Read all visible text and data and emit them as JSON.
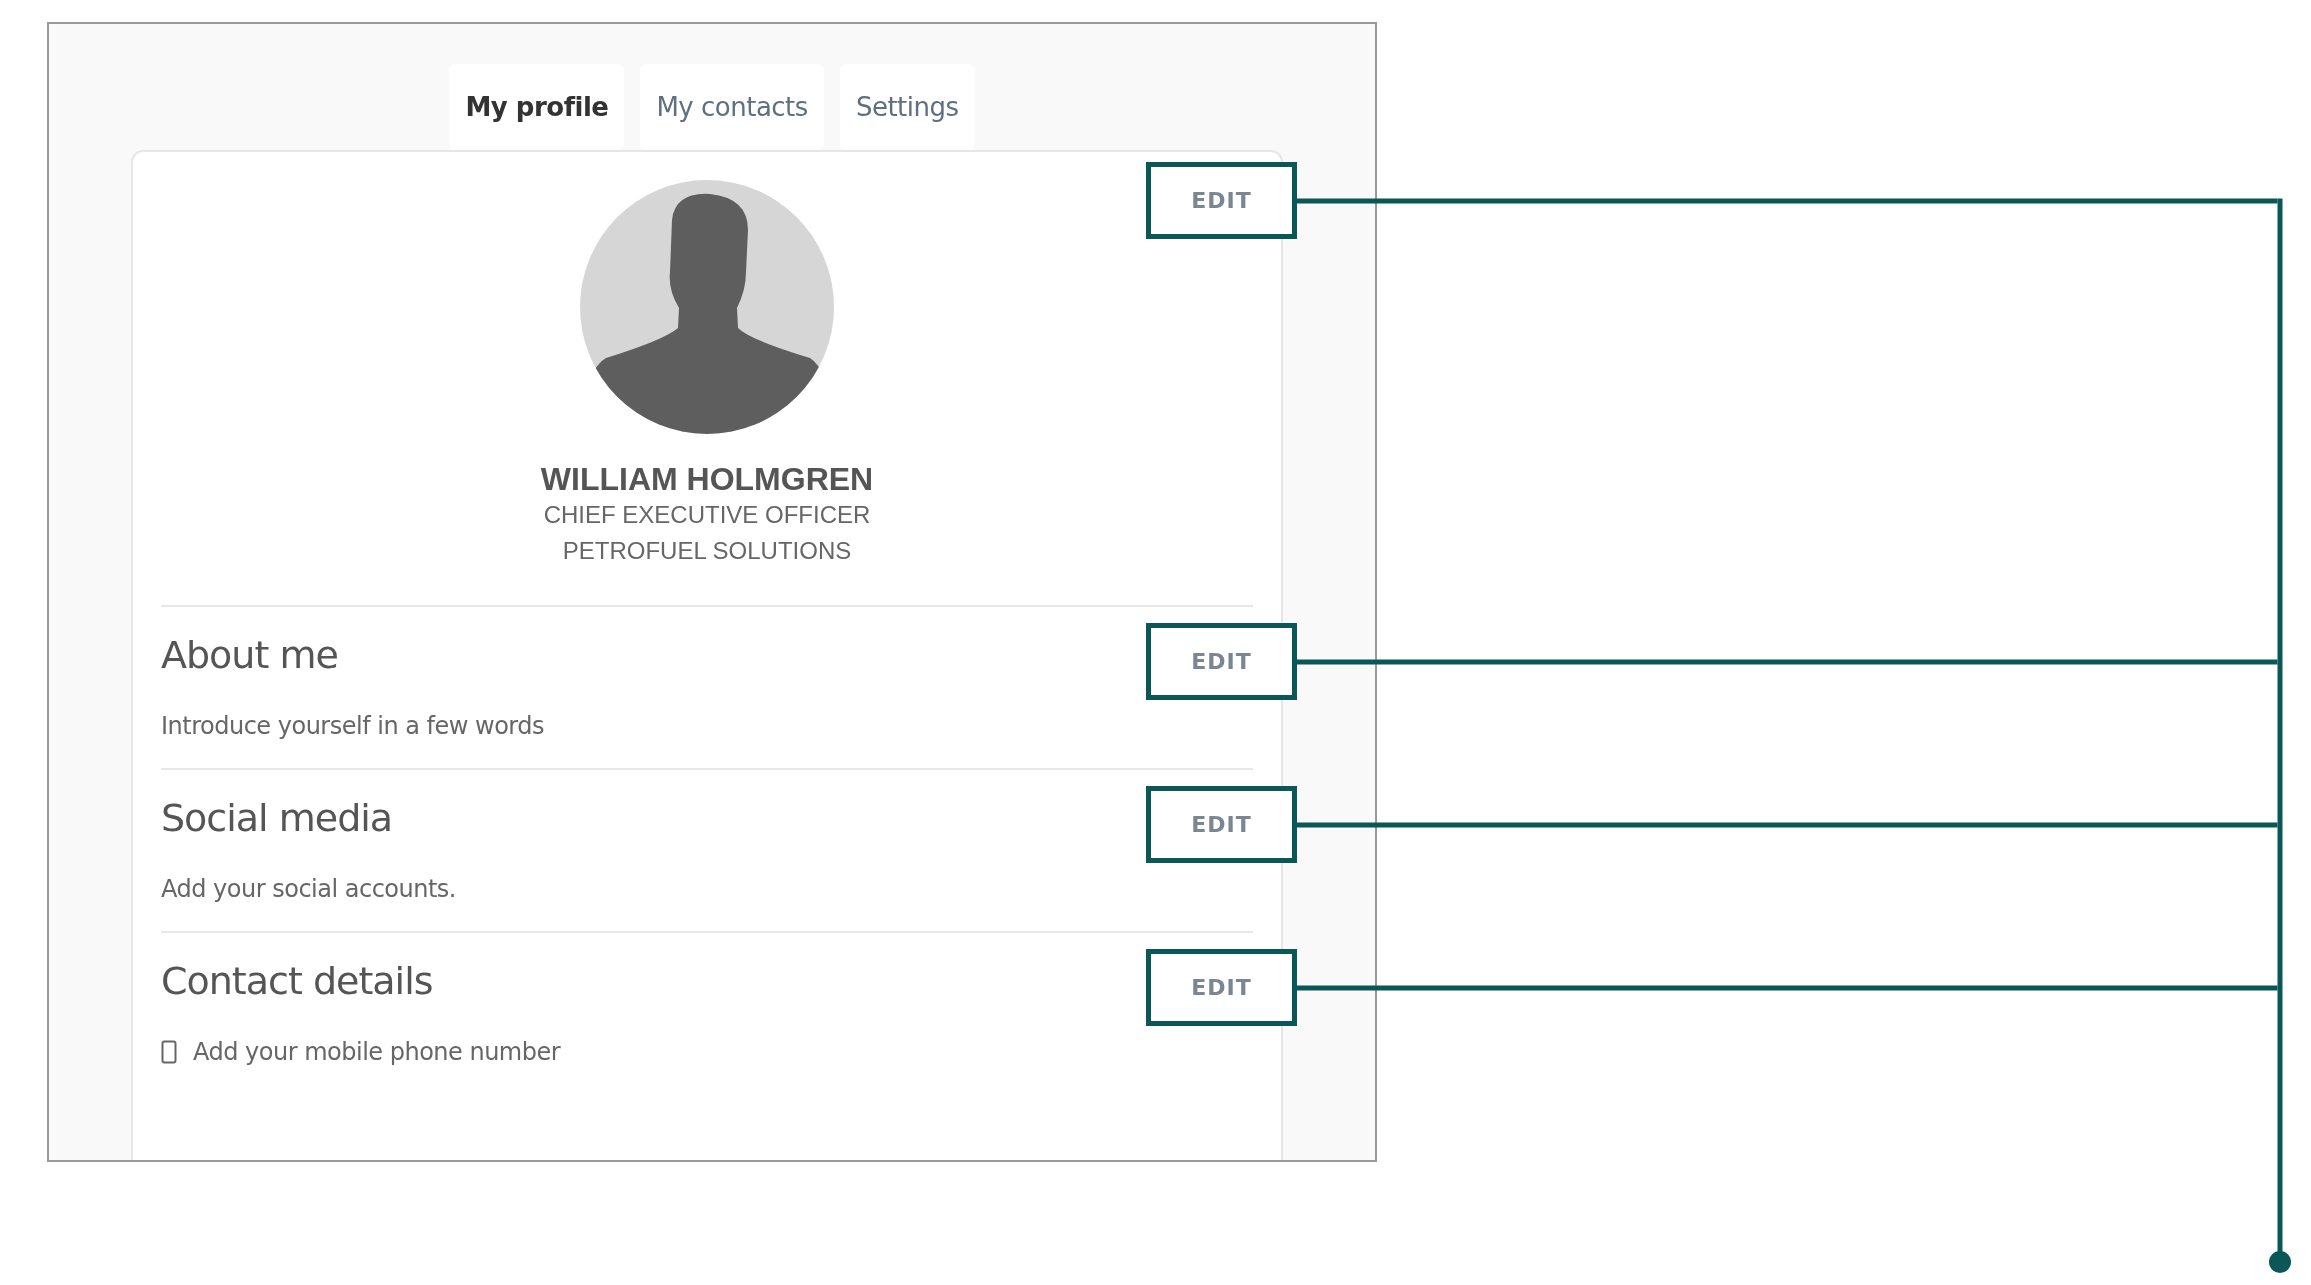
{
  "tabs": [
    {
      "label": "My profile",
      "selected": true
    },
    {
      "label": "My contacts",
      "selected": false
    },
    {
      "label": "Settings",
      "selected": false
    }
  ],
  "profile": {
    "name": "WILLIAM HOLMGREN",
    "title": "CHIEF EXECUTIVE OFFICER",
    "company": "PETROFUEL SOLUTIONS",
    "edit_button": "EDIT"
  },
  "sections": [
    {
      "heading": "About me",
      "edit_button": "EDIT",
      "items": [
        {
          "kind": "text",
          "text": "Introduce yourself in a few words"
        }
      ]
    },
    {
      "heading": "Social media",
      "edit_button": "EDIT",
      "items": [
        {
          "kind": "text",
          "text": "Add your social accounts."
        }
      ]
    },
    {
      "heading": "Contact details",
      "edit_button": "EDIT",
      "items": [
        {
          "kind": "phone",
          "text": "Add your mobile phone number"
        }
      ]
    }
  ]
}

◇ ◇ ◇ ◇ ◇ ◇ ◇

## [Short task]
Copy the entries above faithfully and omit every image.

## [Reply]
Read all visible text and data and emit them as JSON.
{
  "tabs": [
    {
      "label": "My profile",
      "selected": true
    },
    {
      "label": "My contacts",
      "selected": false
    },
    {
      "label": "Settings",
      "selected": false
    }
  ],
  "profile": {
    "name": "WILLIAM HOLMGREN",
    "title": "CHIEF EXECUTIVE OFFICER",
    "company": "PETROFUEL SOLUTIONS",
    "edit_button": "EDIT"
  },
  "sections": [
    {
      "heading": "About me",
      "edit_button": "EDIT",
      "items": [
        {
          "kind": "text",
          "text": "Introduce yourself in a few words"
        }
      ]
    },
    {
      "heading": "Social media",
      "edit_button": "EDIT",
      "items": [
        {
          "kind": "text",
          "text": "Add your social accounts."
        }
      ]
    },
    {
      "heading": "Contact details",
      "edit_button": "EDIT",
      "items": [
        {
          "kind": "phone",
          "text": "Add your mobile phone number"
        }
      ]
    }
  ]
}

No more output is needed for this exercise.